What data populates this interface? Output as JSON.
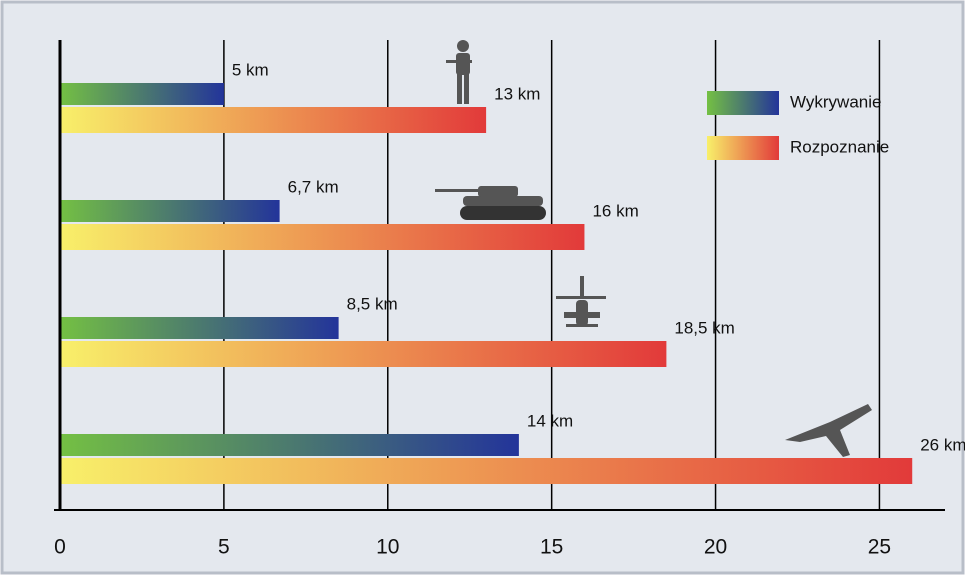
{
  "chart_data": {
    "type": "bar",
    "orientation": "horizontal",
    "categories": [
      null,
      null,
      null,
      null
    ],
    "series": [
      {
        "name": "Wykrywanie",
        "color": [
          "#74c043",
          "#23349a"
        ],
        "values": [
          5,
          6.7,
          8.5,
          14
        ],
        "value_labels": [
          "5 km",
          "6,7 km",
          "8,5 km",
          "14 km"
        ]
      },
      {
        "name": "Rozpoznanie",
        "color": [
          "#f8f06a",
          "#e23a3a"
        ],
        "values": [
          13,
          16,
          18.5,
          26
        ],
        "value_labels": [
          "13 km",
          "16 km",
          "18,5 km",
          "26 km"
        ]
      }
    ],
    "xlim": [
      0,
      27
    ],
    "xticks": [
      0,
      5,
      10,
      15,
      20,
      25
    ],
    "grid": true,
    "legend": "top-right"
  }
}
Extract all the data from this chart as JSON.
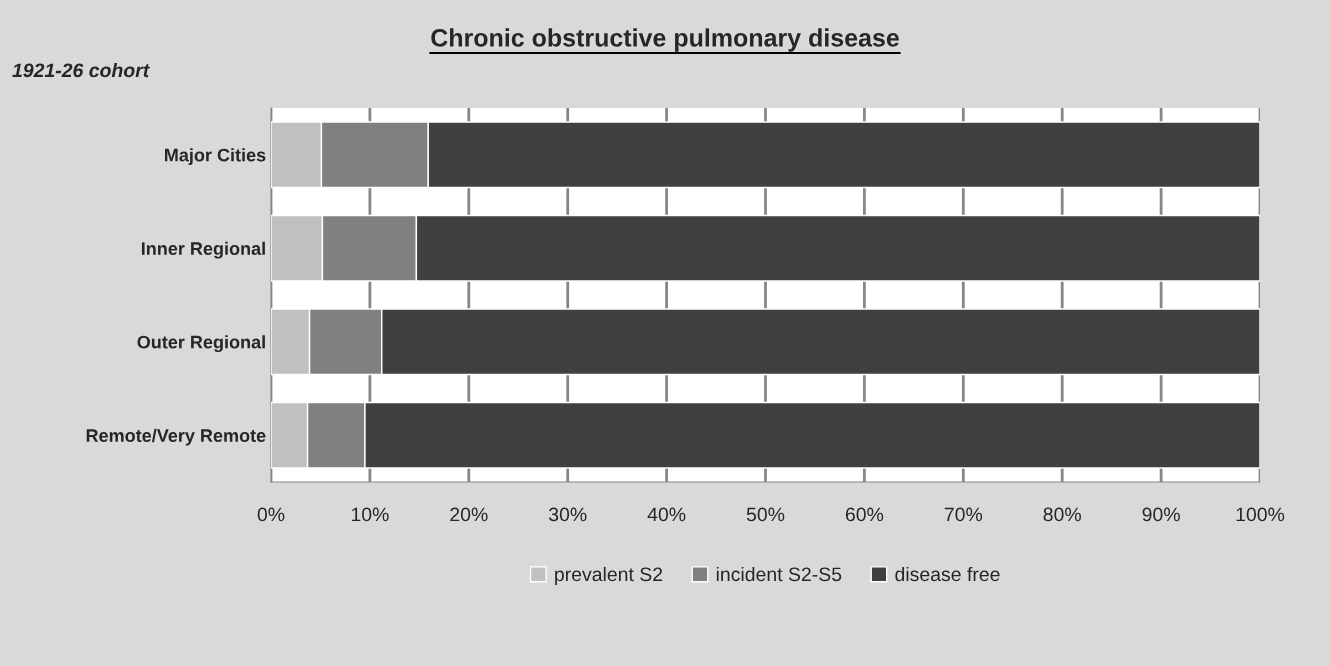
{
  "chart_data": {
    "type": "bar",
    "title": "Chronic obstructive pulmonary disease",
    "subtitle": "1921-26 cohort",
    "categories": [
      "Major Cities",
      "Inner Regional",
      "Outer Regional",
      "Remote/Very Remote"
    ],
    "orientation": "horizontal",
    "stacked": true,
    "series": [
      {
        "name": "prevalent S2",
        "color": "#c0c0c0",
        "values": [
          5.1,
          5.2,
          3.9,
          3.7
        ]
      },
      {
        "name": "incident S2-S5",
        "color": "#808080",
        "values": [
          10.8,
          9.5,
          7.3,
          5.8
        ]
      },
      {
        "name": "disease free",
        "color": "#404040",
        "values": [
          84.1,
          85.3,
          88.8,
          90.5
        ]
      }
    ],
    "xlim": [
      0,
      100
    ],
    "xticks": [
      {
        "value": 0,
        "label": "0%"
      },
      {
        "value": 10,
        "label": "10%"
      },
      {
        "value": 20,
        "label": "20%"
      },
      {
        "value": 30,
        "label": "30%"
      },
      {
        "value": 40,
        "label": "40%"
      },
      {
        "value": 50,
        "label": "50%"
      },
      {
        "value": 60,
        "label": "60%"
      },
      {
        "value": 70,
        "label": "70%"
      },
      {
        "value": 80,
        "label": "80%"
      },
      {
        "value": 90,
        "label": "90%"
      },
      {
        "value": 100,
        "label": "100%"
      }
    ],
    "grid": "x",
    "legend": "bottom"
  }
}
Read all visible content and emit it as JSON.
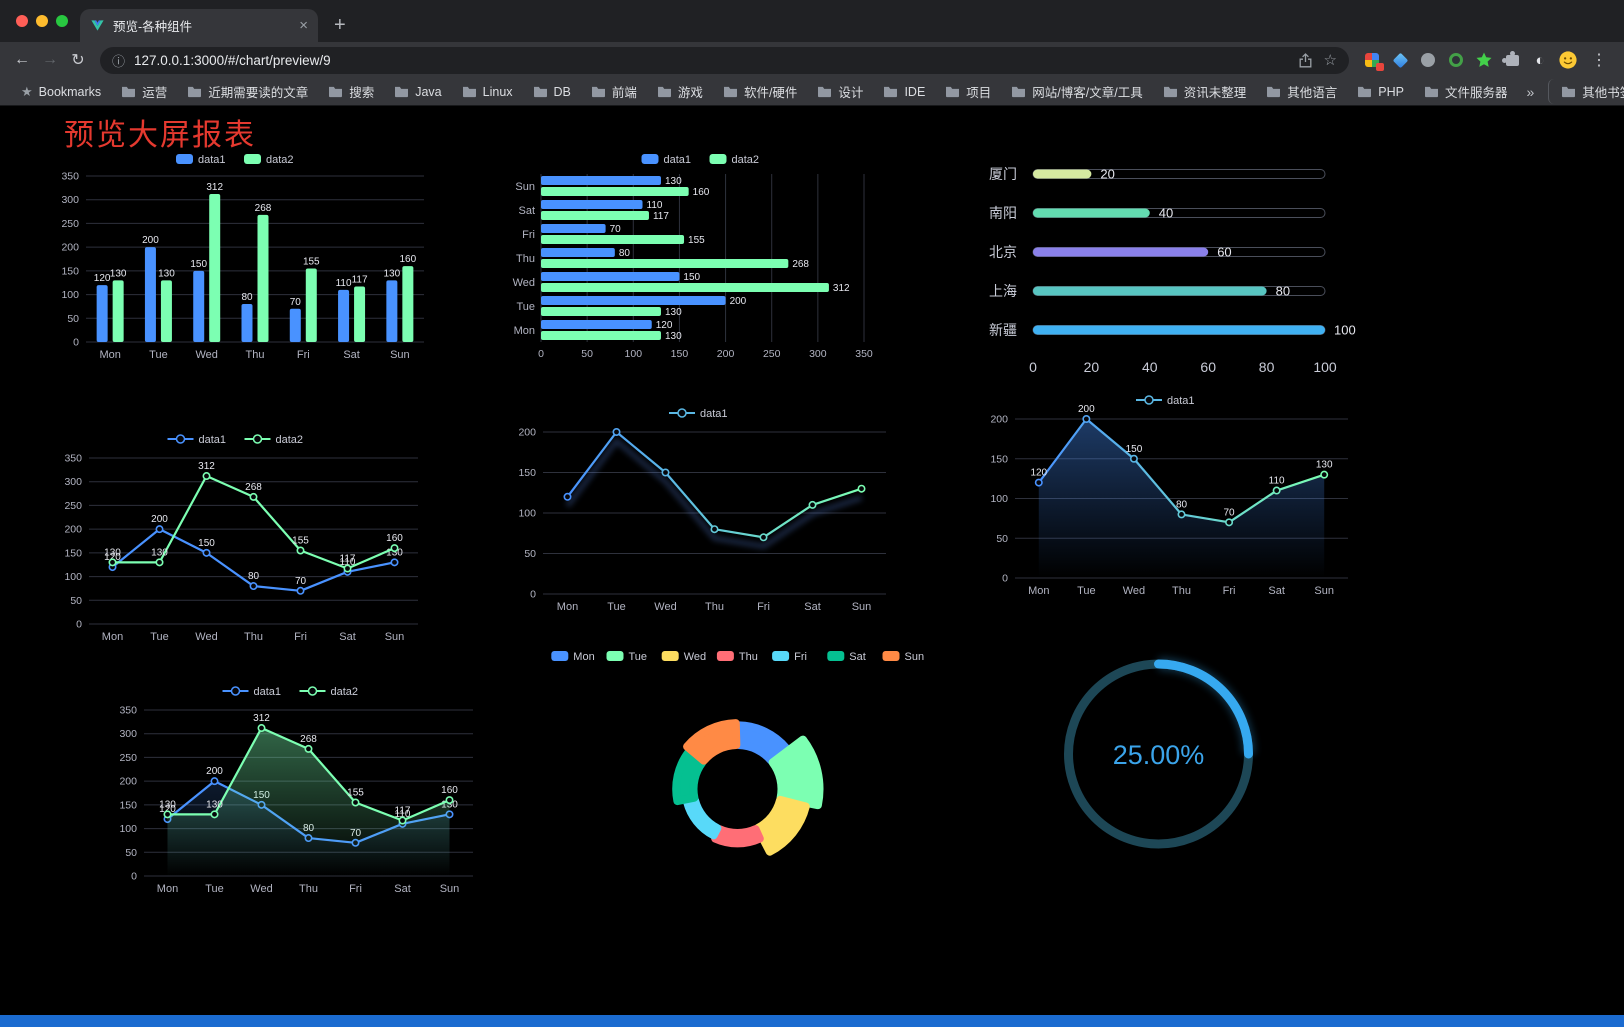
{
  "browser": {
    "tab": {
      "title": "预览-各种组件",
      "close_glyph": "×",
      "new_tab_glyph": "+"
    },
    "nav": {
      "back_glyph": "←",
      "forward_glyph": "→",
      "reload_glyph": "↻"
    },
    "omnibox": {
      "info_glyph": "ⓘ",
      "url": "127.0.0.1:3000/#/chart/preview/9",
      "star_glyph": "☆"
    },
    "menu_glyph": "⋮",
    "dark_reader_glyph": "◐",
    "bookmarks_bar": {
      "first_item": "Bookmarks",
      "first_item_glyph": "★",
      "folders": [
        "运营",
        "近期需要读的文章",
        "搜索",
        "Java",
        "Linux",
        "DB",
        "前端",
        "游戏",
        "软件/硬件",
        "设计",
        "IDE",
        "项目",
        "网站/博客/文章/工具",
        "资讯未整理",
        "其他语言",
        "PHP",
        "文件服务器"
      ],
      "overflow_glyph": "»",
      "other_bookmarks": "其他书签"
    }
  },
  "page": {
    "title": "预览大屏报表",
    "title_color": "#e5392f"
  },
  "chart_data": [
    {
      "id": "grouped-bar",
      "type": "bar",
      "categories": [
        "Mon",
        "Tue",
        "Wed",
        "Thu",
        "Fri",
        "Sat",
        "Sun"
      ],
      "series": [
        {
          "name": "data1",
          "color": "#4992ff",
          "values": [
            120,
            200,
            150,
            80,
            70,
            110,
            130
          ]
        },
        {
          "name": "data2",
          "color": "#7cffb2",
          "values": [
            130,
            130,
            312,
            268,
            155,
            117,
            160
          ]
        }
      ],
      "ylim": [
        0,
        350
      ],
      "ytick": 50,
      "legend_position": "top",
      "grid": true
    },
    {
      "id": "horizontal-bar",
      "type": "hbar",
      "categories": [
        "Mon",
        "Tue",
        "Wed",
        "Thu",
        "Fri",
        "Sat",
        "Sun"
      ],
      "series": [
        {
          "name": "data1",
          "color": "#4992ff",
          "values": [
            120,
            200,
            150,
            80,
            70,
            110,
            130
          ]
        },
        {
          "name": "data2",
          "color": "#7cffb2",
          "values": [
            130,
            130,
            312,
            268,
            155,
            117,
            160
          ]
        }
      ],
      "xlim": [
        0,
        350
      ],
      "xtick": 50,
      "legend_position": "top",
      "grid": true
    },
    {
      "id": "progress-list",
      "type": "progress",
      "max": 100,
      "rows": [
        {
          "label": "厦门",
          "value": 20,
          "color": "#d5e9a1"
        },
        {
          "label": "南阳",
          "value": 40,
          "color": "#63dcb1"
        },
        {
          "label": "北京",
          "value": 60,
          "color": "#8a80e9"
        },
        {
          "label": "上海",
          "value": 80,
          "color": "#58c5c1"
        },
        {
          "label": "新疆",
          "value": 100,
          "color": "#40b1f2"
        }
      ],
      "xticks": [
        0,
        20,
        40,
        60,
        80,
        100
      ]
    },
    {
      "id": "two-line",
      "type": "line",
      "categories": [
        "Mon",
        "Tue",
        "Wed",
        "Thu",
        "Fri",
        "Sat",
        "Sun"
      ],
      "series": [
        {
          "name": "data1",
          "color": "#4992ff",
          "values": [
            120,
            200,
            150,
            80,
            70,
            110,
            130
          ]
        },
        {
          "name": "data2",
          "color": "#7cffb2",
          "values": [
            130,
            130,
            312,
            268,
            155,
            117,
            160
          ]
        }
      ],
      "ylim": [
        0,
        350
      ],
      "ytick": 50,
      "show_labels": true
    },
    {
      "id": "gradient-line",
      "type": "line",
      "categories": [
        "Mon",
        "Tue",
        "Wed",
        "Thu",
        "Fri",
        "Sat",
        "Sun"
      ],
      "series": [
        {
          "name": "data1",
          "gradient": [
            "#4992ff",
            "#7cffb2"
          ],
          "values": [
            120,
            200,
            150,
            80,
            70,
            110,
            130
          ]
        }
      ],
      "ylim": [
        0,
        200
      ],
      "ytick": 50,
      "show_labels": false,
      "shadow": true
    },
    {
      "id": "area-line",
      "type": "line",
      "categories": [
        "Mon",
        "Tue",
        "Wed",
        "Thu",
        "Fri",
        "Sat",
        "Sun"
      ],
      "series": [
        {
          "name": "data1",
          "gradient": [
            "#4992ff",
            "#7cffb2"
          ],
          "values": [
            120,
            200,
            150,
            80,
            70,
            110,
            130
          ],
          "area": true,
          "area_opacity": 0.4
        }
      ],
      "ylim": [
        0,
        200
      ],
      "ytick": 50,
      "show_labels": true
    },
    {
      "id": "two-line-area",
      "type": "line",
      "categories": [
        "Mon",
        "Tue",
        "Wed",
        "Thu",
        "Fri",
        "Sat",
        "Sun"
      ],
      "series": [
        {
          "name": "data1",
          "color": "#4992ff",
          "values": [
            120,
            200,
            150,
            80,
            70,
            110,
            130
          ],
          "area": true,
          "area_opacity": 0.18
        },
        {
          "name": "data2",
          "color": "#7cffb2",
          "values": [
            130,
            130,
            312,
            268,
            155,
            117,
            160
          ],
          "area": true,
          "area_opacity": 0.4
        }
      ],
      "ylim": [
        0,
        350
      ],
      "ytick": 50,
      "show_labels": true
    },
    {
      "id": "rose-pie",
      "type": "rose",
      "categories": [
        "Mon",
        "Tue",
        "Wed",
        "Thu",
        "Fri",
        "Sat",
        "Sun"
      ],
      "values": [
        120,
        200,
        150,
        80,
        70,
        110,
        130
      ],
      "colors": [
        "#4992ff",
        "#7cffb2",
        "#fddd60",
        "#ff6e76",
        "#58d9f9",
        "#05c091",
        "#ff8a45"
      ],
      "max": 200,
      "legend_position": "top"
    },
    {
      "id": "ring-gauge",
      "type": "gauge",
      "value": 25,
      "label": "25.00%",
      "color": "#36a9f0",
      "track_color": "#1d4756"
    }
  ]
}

──────────────────────────────

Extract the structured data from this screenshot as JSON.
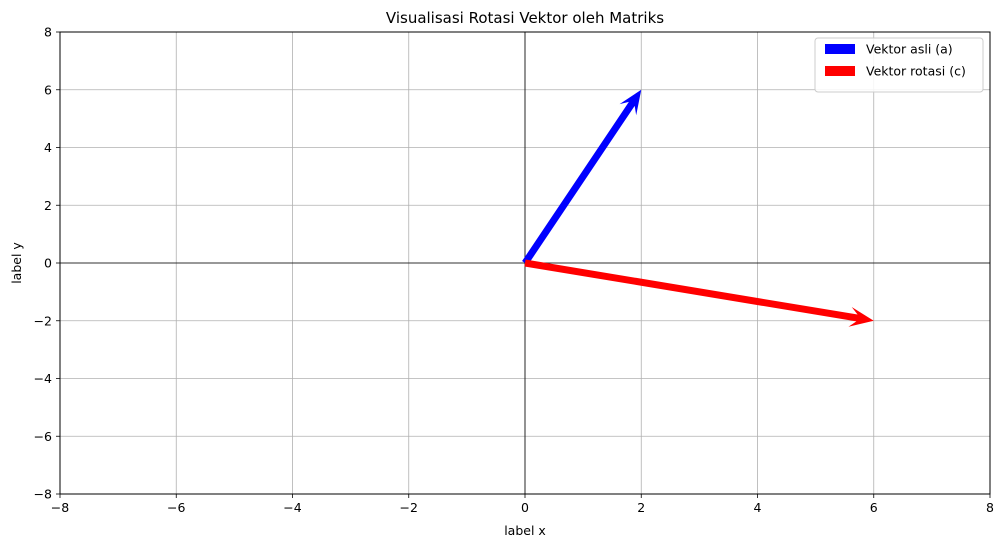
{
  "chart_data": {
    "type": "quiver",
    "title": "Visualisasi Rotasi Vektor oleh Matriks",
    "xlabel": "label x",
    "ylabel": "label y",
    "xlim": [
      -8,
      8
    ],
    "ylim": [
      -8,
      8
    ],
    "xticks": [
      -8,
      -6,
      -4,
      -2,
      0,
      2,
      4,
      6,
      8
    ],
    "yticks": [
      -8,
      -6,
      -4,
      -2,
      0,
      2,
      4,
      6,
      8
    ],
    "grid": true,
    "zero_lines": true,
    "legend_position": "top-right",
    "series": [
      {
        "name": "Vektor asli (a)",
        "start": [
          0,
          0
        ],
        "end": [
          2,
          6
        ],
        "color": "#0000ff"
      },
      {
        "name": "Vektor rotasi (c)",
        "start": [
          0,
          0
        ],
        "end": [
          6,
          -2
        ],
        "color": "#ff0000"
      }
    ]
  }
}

──────────────────────────────

### [THE REQUEST]
Copy each line of the records containing the string "JSON".

### [WORKED ANSWER]
What data populates this interface? Output as JSON.
Extract all the data from this chart as JSON.
Read all visible content and emit it as JSON.
Extract the structured data from this screenshot as JSON.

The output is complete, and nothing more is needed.